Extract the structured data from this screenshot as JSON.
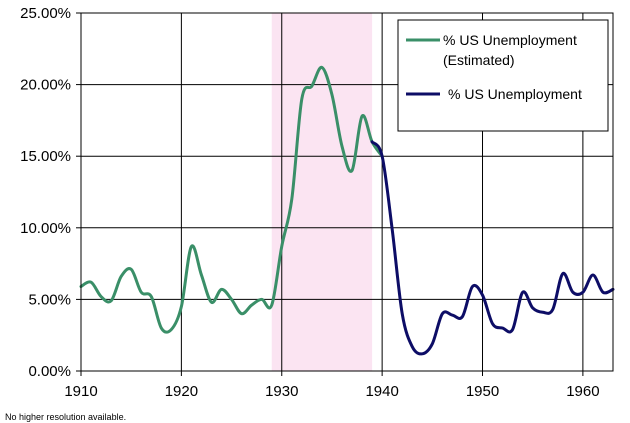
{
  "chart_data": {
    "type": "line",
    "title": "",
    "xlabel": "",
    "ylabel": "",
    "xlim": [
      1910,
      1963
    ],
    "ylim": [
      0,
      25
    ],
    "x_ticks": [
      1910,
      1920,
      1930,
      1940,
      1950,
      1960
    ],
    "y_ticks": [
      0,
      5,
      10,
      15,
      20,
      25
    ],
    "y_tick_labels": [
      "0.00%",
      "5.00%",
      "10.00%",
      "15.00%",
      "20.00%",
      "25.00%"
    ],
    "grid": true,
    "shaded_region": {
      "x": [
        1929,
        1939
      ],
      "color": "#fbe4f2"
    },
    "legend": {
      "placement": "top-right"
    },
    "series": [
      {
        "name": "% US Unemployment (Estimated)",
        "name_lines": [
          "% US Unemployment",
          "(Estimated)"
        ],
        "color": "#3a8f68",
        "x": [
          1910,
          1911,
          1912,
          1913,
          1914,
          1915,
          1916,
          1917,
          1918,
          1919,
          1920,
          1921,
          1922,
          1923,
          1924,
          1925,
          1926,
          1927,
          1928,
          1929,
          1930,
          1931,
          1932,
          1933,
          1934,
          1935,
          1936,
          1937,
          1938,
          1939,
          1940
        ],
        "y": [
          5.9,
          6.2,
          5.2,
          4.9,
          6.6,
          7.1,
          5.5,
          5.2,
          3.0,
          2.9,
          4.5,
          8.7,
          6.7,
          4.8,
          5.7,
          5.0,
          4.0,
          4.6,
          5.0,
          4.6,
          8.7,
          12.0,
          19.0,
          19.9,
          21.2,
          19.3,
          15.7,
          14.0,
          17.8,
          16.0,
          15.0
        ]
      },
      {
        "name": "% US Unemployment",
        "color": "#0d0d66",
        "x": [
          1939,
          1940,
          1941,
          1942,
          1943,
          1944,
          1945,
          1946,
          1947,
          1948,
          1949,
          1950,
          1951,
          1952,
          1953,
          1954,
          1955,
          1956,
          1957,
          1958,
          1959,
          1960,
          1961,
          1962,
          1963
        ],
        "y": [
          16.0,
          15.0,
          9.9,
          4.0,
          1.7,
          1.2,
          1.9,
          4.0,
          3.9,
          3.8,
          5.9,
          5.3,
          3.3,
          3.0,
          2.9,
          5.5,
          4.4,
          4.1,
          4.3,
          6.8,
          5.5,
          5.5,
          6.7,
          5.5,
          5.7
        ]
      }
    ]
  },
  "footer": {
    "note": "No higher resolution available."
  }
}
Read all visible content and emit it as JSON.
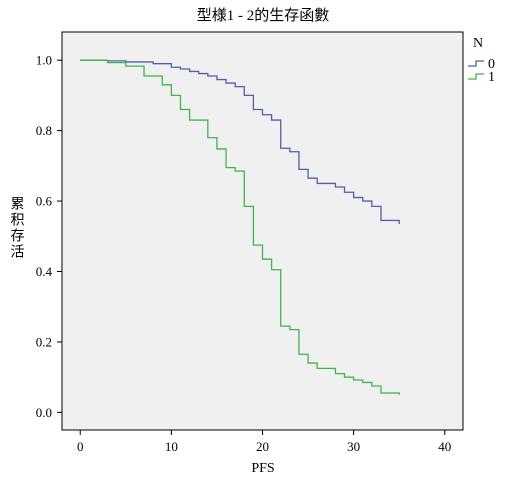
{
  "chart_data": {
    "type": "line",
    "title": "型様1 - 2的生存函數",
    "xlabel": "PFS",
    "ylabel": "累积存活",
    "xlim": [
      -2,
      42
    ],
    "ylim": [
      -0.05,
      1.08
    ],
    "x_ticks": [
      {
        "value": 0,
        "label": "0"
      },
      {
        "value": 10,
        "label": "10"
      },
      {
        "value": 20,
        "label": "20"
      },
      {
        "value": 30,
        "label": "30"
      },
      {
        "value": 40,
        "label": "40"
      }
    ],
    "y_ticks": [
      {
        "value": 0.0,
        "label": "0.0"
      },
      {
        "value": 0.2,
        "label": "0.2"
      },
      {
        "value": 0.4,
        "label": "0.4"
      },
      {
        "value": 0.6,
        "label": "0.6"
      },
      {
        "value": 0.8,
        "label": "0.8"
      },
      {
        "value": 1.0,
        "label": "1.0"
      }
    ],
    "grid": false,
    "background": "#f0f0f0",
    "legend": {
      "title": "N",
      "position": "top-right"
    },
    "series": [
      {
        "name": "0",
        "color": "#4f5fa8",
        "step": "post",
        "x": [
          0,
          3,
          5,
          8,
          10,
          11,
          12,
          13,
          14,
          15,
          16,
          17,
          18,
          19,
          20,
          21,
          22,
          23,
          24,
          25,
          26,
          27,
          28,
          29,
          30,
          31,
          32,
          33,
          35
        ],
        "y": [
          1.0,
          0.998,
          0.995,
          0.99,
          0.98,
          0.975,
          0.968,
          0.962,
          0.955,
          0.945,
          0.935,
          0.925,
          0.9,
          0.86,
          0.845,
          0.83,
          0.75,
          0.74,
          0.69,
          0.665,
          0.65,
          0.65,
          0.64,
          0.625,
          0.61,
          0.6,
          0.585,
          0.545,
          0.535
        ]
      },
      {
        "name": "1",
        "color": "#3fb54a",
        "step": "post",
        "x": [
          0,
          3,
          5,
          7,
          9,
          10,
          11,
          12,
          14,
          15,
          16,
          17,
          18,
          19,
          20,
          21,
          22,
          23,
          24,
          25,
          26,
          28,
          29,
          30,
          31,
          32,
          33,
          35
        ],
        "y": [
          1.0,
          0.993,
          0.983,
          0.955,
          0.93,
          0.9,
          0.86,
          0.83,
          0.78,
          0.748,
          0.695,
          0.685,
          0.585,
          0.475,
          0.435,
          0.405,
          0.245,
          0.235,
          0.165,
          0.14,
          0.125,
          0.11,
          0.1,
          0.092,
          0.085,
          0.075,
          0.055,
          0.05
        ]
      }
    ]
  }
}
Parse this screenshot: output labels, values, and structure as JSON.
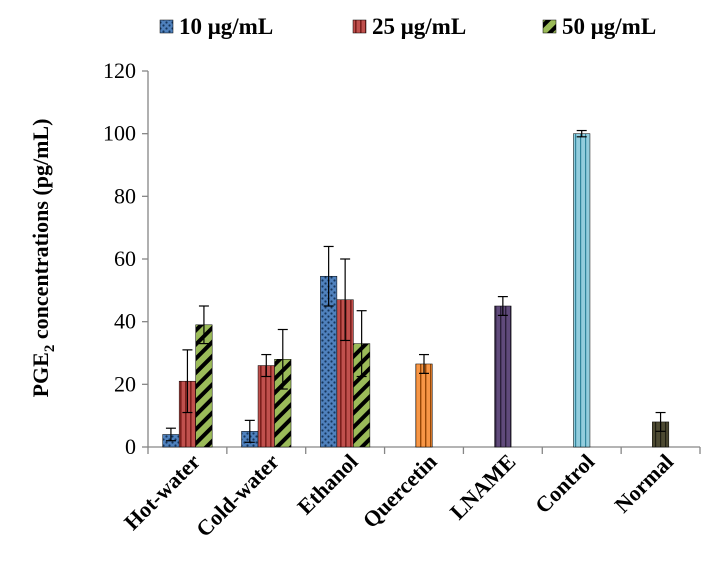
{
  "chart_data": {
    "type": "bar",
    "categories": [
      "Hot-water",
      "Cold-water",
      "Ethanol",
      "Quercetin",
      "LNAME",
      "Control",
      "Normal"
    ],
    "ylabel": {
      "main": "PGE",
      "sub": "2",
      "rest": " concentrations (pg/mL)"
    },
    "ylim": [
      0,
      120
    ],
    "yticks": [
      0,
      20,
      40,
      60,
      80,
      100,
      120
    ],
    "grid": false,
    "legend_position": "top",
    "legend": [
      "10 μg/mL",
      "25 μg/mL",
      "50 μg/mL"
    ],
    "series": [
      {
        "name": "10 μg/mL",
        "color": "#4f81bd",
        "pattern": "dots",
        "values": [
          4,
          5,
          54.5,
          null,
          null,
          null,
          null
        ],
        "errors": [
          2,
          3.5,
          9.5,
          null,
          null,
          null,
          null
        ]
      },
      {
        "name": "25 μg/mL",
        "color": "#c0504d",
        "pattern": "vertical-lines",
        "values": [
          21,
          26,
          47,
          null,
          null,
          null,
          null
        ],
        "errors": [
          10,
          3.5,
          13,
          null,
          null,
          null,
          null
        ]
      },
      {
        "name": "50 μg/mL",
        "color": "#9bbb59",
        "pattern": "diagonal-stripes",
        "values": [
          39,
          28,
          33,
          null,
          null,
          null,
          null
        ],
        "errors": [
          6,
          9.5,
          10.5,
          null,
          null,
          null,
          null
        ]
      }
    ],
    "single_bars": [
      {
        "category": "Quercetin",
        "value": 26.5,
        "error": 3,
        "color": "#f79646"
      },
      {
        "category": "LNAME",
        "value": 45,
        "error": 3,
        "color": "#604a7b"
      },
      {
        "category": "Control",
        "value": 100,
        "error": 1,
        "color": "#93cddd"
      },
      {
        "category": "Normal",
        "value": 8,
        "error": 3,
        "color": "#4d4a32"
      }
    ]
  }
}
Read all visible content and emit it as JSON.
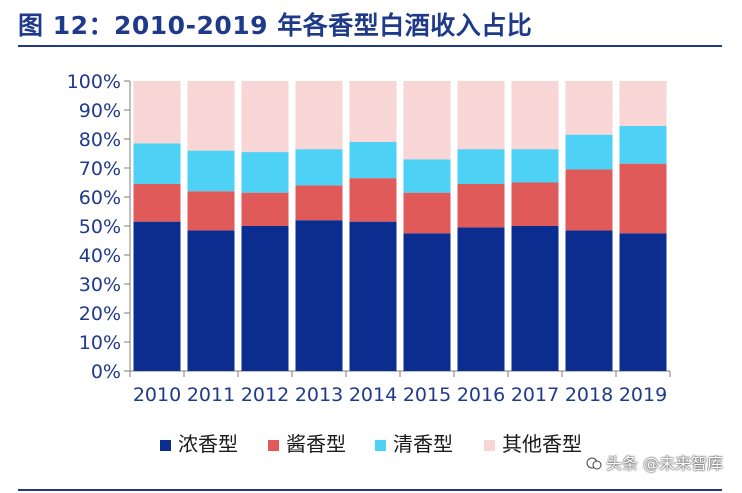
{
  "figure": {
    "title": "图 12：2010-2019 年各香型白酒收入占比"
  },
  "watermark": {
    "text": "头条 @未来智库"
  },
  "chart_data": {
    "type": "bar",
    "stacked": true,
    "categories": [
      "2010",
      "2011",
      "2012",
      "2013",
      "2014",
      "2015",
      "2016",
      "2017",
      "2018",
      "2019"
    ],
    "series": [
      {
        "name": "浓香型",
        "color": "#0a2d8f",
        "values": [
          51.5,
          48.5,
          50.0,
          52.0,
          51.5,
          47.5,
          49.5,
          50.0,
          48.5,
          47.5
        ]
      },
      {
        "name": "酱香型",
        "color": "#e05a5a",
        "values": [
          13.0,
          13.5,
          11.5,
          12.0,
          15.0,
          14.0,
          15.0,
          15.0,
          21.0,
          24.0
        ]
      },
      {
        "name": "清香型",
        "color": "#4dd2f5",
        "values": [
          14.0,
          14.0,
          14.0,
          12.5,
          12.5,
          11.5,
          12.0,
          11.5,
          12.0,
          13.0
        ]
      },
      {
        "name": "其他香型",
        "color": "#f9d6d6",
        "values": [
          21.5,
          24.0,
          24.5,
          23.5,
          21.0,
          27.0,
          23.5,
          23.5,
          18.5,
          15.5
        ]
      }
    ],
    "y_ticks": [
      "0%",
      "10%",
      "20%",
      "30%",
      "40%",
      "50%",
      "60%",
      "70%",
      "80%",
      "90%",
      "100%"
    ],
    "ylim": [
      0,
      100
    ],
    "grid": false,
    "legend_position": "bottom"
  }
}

------------------------

What you are asked to do =
Among the lines of the data above, count those holding "Unemployment" and state only the number.

Expected output =
3